%%

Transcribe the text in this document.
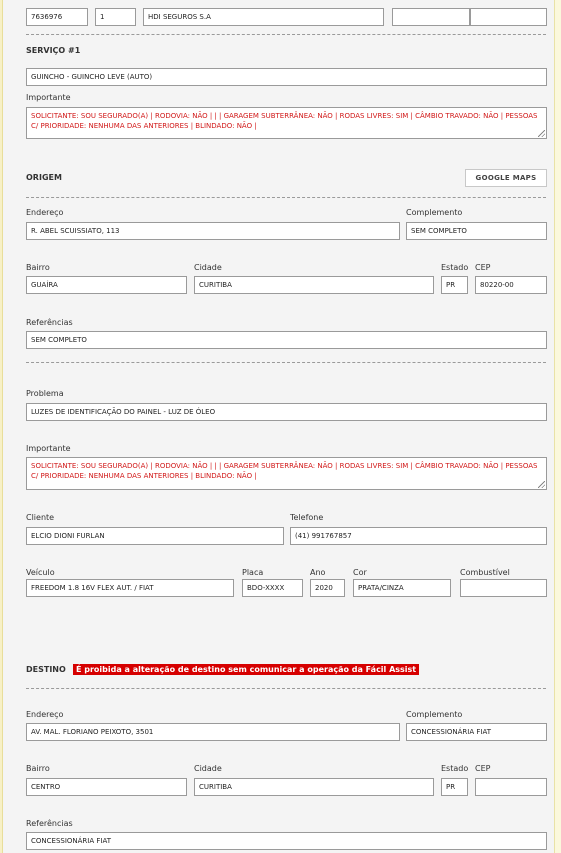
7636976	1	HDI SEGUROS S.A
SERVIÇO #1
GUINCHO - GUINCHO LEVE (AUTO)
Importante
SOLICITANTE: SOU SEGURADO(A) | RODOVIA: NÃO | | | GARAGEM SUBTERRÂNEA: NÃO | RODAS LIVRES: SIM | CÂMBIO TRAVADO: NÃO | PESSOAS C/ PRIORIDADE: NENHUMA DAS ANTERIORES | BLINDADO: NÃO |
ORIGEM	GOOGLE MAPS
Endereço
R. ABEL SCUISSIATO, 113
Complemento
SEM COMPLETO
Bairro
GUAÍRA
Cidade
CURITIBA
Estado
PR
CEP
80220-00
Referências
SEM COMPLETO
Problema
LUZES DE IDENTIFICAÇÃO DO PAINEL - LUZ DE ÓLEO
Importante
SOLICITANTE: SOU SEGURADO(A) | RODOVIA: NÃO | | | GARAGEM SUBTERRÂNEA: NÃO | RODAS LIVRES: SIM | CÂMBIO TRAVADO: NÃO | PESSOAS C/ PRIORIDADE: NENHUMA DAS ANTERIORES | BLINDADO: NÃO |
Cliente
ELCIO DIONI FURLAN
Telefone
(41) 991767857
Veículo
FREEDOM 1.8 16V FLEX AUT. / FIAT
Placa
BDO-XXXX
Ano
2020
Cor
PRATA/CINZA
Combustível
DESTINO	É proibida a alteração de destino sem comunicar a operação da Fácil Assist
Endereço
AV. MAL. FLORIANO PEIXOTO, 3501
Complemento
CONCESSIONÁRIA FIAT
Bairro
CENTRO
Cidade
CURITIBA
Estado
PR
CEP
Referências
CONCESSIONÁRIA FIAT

%%
%%

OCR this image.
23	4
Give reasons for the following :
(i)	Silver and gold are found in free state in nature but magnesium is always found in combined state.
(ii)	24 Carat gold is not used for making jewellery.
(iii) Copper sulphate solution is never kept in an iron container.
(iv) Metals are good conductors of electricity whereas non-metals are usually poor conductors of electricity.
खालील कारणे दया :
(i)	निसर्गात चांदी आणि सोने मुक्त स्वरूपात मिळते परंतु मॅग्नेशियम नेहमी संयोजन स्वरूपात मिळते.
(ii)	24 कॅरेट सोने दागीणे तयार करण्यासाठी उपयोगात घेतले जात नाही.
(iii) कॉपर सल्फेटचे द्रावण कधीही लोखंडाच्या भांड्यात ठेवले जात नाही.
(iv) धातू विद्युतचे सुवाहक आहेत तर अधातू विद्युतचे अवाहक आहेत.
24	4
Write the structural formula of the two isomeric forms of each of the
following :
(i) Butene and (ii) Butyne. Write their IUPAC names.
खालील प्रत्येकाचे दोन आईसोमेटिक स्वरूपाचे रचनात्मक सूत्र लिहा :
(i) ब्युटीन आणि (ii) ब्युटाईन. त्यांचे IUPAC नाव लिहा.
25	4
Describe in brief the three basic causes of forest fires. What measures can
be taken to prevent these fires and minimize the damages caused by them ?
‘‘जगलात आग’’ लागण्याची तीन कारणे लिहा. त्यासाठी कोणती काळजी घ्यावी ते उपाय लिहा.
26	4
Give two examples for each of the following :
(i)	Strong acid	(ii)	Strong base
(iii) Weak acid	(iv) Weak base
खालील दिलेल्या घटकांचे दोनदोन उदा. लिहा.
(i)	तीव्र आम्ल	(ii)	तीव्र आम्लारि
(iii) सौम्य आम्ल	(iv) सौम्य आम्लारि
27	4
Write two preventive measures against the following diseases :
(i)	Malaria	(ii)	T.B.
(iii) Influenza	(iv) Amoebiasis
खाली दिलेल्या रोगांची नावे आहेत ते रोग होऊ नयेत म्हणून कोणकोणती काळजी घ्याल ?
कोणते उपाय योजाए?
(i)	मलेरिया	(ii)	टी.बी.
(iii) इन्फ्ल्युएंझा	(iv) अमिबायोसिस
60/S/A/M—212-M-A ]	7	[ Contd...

%%

• What to produce:
Each line above that includes "gold" should be shown.

• Solution to this task:
(i)	Silver and gold are found in free state in nature but magnesium is always found in combined state.
(ii)	24 Carat gold is not used for making jewellery.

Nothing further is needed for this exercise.